▶ _WHAT TO WORK ON_
Could you quote the full listing below word for word, keeping every line intact?

START DATA FOR THIS EXERCISE

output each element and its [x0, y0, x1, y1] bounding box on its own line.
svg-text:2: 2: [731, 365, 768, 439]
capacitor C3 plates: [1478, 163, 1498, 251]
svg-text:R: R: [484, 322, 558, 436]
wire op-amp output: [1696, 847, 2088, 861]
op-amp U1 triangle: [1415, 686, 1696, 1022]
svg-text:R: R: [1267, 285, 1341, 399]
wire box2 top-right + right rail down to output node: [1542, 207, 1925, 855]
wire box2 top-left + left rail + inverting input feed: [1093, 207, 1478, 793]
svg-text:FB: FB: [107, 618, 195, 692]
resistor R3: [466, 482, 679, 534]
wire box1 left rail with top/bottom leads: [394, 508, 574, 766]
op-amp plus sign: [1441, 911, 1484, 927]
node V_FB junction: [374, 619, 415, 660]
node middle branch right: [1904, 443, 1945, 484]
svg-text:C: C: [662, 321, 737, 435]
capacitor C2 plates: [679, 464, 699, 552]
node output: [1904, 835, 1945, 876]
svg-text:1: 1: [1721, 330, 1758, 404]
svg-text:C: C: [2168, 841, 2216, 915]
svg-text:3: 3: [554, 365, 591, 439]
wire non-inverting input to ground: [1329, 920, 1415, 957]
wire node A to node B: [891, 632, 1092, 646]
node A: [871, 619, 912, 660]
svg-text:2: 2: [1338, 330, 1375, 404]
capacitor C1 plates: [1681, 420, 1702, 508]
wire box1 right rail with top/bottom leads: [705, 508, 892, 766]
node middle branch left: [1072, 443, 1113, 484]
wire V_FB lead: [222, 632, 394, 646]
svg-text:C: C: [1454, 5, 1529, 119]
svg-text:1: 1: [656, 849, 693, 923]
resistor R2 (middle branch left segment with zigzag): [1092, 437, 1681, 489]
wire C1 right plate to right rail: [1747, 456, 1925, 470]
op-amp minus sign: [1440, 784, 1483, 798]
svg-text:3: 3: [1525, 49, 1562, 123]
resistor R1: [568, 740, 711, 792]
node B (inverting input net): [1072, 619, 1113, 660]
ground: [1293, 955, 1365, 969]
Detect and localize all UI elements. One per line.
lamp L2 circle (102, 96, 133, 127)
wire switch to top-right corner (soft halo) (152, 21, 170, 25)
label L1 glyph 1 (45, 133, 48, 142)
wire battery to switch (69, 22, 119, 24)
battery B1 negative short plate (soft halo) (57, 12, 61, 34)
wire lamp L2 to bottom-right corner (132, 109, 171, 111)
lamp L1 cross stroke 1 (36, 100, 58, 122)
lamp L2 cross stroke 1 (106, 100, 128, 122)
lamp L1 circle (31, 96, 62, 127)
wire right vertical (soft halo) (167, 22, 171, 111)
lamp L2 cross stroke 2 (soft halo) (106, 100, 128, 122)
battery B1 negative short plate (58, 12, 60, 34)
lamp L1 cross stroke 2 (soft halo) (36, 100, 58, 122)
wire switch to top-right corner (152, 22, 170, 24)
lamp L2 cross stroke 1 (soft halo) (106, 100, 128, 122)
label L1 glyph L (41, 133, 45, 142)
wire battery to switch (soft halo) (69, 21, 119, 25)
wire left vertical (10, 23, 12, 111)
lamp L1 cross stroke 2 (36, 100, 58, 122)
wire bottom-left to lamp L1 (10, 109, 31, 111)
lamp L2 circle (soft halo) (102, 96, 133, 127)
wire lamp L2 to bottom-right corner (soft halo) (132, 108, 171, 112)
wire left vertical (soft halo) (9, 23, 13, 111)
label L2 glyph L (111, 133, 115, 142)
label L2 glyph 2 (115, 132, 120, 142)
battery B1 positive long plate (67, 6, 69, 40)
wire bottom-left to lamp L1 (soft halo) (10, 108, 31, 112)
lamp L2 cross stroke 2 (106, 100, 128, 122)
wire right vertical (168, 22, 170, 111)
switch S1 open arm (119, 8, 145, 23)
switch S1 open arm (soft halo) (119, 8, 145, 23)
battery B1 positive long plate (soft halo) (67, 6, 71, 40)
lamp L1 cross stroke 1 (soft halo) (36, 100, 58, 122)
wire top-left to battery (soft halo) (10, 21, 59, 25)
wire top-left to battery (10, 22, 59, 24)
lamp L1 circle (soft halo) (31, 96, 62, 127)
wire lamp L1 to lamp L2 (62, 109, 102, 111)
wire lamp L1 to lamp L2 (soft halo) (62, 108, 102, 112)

END DATA FOR THIS EXERCISE

▶ _EXERCISE RESULT_
output each element and its [x0, y0, x1, y1] bounding box on its own line.
svg-text:2: 2: [731, 365, 768, 439]
capacitor C3 plates: [1478, 163, 1498, 251]
svg-text:R: R: [484, 322, 558, 436]
wire op-amp output: [1696, 847, 2088, 861]
op-amp U1 triangle: [1415, 686, 1696, 1022]
svg-text:R: R: [1267, 285, 1341, 399]
wire box2 top-right + right rail down to output node: [1542, 207, 1925, 855]
wire box2 top-left + left rail + inverting input feed: [1093, 207, 1478, 793]
svg-text:FB: FB: [107, 618, 195, 692]
resistor R3: [466, 482, 679, 534]
wire box1 left rail with top/bottom leads: [394, 508, 574, 766]
op-amp plus sign: [1441, 911, 1484, 927]
node V_FB junction: [374, 619, 415, 660]
node middle branch right: [1904, 443, 1945, 484]
svg-text:C: C: [662, 321, 737, 435]
capacitor C2 plates: [679, 464, 699, 552]
node output: [1904, 835, 1945, 876]
svg-text:1: 1: [1721, 330, 1758, 404]
svg-text:C: C: [2168, 841, 2216, 915]
svg-text:3: 3: [554, 365, 591, 439]
wire non-inverting input to ground: [1329, 920, 1415, 957]
wire node A to node B: [891, 632, 1092, 646]
node A: [871, 619, 912, 660]
svg-text:2: 2: [1338, 330, 1375, 404]
capacitor C1 plates: [1681, 420, 1702, 508]
wire box1 right rail with top/bottom leads: [705, 508, 892, 766]
node middle branch left: [1072, 443, 1113, 484]
wire V_FB lead: [222, 632, 394, 646]
svg-text:C: C: [1454, 5, 1529, 119]
svg-text:1: 1: [656, 849, 693, 923]
resistor R2 (middle branch left segment with zigzag): [1092, 437, 1681, 489]
wire C1 right plate to right rail: [1747, 456, 1925, 470]
op-amp minus sign: [1440, 784, 1483, 798]
svg-text:3: 3: [1525, 49, 1562, 123]
resistor R1: [568, 740, 711, 792]
node B (inverting input net): [1072, 619, 1113, 660]
ground: [1293, 955, 1365, 969]
Detect and localize all UI elements. One per line.
lamp L2 circle (102, 96, 133, 127)
wire switch to top-right corner (soft halo) (152, 21, 170, 25)
label L1 glyph 1 (45, 133, 48, 142)
wire battery to switch (69, 22, 119, 24)
battery B1 negative short plate (soft halo) (57, 12, 61, 34)
wire lamp L2 to bottom-right corner (132, 109, 171, 111)
lamp L1 cross stroke 1 (36, 100, 58, 122)
lamp L2 cross stroke 1 (106, 100, 128, 122)
lamp L1 circle (31, 96, 62, 127)
wire right vertical (soft halo) (167, 22, 171, 111)
lamp L2 cross stroke 2 (soft halo) (106, 100, 128, 122)
battery B1 negative short plate (58, 12, 60, 34)
lamp L1 cross stroke 2 (soft halo) (36, 100, 58, 122)
wire switch to top-right corner (152, 22, 170, 24)
lamp L2 cross stroke 1 (soft halo) (106, 100, 128, 122)
label L1 glyph L (41, 133, 45, 142)
wire battery to switch (soft halo) (69, 21, 119, 25)
wire left vertical (10, 23, 12, 111)
lamp L1 cross stroke 2 (36, 100, 58, 122)
wire bottom-left to lamp L1 (10, 109, 31, 111)
lamp L2 circle (soft halo) (102, 96, 133, 127)
wire lamp L2 to bottom-right corner (soft halo) (132, 108, 171, 112)
wire left vertical (soft halo) (9, 23, 13, 111)
label L2 glyph L (111, 133, 115, 142)
label L2 glyph 2 (115, 132, 120, 142)
battery B1 positive long plate (67, 6, 69, 40)
wire bottom-left to lamp L1 (soft halo) (10, 108, 31, 112)
lamp L2 cross stroke 2 (106, 100, 128, 122)
wire right vertical (168, 22, 170, 111)
switch S1 open arm (119, 8, 145, 23)
switch S1 open arm (soft halo) (119, 8, 145, 23)
battery B1 positive long plate (soft halo) (67, 6, 71, 40)
lamp L1 cross stroke 1 (soft halo) (36, 100, 58, 122)
wire top-left to battery (soft halo) (10, 21, 59, 25)
wire top-left to battery (10, 22, 59, 24)
lamp L1 circle (soft halo) (31, 96, 62, 127)
wire lamp L1 to lamp L2 (62, 109, 102, 111)
wire lamp L1 to lamp L2 (soft halo) (62, 108, 102, 112)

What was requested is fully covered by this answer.